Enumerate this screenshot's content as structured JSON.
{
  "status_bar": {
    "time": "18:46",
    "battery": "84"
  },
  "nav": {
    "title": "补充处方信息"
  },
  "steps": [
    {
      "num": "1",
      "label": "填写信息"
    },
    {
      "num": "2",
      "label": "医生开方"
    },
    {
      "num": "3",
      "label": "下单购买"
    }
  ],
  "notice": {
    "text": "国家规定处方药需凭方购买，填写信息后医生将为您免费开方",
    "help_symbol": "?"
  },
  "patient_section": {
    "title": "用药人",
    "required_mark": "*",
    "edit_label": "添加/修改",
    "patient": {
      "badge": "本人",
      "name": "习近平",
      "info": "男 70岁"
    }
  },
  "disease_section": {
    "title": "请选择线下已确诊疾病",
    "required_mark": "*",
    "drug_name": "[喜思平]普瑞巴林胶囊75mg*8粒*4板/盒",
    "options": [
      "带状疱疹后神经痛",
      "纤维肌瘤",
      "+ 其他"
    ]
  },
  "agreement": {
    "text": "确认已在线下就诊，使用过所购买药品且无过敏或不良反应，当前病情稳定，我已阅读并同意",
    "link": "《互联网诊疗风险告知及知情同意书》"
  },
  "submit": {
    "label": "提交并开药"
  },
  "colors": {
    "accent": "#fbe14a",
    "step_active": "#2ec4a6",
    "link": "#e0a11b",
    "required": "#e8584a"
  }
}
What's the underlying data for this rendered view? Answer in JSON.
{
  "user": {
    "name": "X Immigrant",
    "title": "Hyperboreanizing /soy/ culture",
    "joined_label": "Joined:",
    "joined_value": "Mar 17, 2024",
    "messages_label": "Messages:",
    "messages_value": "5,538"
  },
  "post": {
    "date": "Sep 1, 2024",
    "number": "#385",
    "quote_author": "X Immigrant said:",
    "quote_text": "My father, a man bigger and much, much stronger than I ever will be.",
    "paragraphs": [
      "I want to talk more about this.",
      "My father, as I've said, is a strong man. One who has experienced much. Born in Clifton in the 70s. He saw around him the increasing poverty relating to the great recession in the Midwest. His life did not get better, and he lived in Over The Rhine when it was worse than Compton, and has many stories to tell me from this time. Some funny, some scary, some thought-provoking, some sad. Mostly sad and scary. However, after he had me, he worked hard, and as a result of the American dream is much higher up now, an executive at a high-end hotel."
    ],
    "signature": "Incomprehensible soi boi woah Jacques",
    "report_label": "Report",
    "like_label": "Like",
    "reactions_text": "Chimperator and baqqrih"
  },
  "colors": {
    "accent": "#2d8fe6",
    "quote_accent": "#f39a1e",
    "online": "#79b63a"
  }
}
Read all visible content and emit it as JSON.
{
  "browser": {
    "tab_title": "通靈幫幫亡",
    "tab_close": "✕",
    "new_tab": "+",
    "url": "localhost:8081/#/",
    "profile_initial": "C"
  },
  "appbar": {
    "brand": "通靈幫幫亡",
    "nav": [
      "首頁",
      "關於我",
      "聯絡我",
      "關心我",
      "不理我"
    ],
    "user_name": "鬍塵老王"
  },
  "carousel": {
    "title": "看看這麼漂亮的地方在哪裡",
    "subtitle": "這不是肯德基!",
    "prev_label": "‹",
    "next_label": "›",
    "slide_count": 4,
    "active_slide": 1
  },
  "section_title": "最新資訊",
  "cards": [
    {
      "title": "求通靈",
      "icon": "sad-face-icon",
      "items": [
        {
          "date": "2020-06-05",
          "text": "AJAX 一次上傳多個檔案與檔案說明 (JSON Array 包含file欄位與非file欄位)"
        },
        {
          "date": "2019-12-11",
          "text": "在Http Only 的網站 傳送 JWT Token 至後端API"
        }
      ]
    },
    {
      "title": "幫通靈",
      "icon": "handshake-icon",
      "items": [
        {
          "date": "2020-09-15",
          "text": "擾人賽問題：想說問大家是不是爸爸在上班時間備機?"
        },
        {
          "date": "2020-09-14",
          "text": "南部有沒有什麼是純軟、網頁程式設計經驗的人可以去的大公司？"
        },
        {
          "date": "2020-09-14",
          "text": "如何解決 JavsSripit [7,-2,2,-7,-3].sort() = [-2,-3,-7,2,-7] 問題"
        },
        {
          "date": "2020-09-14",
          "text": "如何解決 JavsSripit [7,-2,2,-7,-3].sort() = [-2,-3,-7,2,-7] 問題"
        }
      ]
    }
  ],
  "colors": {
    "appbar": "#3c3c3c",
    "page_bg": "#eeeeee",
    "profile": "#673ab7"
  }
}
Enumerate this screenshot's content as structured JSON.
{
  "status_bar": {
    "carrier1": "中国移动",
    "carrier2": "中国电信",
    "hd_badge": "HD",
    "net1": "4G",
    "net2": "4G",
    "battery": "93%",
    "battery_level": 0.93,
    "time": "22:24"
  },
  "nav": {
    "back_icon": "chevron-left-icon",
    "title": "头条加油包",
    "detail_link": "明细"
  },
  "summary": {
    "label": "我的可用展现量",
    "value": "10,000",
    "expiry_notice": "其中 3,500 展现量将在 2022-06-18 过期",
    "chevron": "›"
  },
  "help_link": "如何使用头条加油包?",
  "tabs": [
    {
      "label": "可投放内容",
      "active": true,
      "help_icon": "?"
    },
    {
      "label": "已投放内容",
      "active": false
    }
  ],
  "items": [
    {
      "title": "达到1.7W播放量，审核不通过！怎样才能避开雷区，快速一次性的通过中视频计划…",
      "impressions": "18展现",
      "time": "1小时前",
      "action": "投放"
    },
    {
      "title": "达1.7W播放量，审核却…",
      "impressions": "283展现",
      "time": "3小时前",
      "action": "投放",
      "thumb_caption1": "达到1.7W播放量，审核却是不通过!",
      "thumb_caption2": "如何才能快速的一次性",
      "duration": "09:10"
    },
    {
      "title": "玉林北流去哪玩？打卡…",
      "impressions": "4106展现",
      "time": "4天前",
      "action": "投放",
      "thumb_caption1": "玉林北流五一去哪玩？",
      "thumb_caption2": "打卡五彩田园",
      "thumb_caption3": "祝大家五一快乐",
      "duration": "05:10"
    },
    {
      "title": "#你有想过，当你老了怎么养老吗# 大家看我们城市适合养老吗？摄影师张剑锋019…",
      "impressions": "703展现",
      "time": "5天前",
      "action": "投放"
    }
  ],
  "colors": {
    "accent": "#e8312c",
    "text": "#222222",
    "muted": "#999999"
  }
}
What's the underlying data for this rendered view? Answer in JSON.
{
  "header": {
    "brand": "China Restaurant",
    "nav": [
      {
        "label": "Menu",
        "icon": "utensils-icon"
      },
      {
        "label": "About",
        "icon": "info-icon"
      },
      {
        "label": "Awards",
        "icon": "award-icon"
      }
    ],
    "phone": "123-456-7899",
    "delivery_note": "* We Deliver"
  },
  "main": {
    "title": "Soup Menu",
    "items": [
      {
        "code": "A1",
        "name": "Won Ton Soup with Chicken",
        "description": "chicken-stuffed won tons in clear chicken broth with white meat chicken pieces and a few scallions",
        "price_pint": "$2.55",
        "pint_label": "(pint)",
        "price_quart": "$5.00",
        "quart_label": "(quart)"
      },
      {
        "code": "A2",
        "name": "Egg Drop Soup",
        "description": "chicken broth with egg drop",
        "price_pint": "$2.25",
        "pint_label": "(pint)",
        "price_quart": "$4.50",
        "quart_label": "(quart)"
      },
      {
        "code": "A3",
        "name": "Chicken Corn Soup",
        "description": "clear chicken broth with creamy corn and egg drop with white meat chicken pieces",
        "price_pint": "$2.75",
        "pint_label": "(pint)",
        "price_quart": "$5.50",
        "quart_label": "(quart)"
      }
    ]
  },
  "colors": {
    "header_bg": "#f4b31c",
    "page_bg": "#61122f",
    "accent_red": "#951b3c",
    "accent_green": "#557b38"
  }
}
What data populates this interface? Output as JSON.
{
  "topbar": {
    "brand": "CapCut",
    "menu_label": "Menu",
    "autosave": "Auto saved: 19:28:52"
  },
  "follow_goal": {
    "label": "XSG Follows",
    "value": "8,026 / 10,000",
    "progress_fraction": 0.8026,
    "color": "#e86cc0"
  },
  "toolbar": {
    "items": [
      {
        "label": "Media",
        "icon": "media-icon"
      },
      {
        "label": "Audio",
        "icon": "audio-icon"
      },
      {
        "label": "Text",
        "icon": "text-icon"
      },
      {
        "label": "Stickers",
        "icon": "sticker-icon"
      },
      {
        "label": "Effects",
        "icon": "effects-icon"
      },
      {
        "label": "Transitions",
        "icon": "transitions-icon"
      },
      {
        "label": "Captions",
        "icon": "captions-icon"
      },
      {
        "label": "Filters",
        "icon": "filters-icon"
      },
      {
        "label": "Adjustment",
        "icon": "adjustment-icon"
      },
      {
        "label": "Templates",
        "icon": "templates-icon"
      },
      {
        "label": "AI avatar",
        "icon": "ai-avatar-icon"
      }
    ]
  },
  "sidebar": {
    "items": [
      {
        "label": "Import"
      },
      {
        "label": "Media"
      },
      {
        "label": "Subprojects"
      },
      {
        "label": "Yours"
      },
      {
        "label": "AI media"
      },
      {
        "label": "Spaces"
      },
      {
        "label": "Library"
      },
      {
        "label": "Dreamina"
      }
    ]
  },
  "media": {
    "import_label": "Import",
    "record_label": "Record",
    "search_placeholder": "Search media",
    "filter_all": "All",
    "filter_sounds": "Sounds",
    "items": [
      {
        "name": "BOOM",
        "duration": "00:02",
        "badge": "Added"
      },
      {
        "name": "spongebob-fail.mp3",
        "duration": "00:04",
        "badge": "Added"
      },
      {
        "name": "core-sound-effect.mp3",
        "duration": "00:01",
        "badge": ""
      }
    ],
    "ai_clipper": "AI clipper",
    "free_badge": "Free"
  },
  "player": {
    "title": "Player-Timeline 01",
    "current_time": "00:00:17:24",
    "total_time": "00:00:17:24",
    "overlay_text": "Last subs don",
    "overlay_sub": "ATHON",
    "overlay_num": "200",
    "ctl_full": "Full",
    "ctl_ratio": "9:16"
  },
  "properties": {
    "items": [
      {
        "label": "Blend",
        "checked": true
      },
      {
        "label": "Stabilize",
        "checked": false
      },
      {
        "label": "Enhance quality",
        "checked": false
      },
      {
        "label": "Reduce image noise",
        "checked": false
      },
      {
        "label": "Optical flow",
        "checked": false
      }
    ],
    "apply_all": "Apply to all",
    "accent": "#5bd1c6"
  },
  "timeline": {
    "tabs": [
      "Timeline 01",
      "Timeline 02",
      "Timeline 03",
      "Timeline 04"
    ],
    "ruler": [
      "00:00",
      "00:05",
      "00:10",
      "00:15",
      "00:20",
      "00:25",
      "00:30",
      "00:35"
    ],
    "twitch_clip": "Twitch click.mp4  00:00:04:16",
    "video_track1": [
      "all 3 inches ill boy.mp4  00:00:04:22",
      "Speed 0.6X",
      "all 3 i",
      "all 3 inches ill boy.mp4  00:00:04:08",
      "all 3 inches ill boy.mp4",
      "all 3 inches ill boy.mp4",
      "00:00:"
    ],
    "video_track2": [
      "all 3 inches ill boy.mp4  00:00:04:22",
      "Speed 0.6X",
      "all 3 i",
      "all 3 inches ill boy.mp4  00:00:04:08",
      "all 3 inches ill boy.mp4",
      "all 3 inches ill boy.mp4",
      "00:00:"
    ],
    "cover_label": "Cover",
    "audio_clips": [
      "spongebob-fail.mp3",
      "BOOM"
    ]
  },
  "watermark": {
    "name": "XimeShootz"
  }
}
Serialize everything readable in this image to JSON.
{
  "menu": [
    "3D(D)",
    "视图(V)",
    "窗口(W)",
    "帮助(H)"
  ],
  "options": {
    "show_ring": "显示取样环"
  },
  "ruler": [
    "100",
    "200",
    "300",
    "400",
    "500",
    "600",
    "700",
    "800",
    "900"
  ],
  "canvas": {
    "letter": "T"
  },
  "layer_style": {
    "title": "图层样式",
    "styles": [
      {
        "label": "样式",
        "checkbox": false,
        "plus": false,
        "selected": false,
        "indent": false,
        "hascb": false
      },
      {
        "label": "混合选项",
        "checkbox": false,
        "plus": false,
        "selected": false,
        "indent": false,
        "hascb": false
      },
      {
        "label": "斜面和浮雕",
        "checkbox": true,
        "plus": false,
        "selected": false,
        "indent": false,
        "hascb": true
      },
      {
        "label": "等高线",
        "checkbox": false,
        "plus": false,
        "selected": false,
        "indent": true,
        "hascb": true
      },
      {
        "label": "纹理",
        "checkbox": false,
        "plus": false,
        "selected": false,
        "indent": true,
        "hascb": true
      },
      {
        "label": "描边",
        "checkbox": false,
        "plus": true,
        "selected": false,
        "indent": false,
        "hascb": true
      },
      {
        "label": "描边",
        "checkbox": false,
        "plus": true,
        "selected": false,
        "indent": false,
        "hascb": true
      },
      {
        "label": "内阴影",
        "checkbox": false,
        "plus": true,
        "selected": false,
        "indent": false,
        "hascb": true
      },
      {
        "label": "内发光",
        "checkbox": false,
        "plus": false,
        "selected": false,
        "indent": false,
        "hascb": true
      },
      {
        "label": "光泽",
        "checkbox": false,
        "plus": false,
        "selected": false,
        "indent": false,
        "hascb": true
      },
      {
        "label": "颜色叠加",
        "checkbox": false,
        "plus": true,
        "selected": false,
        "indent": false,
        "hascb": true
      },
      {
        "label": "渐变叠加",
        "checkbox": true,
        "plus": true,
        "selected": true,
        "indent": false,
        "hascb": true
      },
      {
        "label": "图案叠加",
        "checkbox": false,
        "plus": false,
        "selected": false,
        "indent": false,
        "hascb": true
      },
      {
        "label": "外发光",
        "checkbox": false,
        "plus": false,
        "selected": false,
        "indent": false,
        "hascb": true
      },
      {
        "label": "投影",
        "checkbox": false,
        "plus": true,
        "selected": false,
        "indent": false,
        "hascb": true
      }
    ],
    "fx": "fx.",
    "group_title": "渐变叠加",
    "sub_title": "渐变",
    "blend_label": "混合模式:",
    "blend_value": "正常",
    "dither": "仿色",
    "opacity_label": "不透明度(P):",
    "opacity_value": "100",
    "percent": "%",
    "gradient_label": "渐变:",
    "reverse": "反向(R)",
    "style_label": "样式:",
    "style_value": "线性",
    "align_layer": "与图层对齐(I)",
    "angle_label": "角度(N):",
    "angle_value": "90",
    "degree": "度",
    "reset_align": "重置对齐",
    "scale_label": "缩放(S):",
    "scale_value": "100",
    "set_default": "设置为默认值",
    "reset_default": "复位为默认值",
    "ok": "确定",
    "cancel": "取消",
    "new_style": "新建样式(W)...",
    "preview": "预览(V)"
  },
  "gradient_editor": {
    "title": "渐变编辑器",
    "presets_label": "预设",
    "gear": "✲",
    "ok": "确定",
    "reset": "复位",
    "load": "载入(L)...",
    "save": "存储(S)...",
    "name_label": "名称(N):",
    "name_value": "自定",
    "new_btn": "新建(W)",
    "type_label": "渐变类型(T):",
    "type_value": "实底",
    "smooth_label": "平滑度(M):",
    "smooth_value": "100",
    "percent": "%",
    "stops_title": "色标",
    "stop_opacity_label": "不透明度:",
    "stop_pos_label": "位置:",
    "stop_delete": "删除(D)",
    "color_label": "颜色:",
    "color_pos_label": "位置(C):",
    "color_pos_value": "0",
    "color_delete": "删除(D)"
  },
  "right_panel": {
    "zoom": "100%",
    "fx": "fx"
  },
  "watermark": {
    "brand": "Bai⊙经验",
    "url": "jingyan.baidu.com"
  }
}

....................

> **Task to carry out**
Your answer should be a single number: the count of lines containing the word "broth".

> **Task response**
3